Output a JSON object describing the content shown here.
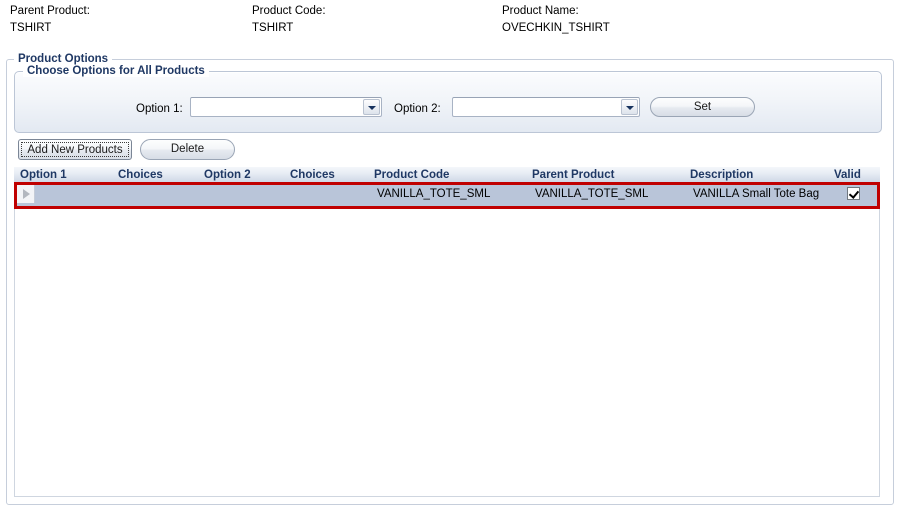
{
  "header": {
    "fields": [
      {
        "caption": "Parent Product:",
        "value": "TSHIRT"
      },
      {
        "caption": "Product Code:",
        "value": "TSHIRT"
      },
      {
        "caption": "Product Name:",
        "value": "OVECHKIN_TSHIRT"
      }
    ]
  },
  "groups": {
    "outer_legend": "Product Options",
    "inner_legend": "Choose Options for All Products"
  },
  "form": {
    "option1_label": "Option 1:",
    "option1_value": "",
    "option1_placeholder": "",
    "option2_label": "Option 2:",
    "option2_value": "",
    "option2_placeholder": "",
    "set_button": "Set",
    "dropdown_icon": "chevron-down-icon"
  },
  "toolbar": {
    "add_button": "Add New Products",
    "delete_button": "Delete"
  },
  "grid": {
    "columns": [
      "Option 1",
      "Choices",
      "Option 2",
      "Choices",
      "Product Code",
      "Parent Product",
      "Description",
      "Valid"
    ],
    "rows": [
      {
        "indicator": "row-select-arrow-icon",
        "option1": "",
        "choices1": "",
        "option2": "",
        "choices2": "",
        "product_code": "VANILLA_TOTE_SML",
        "parent_product": "VANILLA_TOTE_SML",
        "description": "VANILLA Small Tote Bag",
        "valid": true
      }
    ]
  },
  "colors": {
    "accent_red": "#c00000",
    "header_text": "#1f3864",
    "row_fill": "#b9c5d9"
  }
}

AIM OF THE EXERCISE:
Identify the lines of the data that contain the word "caption". Copy each of them.

THE SOLUTION:
        "caption": "Parent Product:",
        "caption": "Product Code:",
        "caption": "Product Name:",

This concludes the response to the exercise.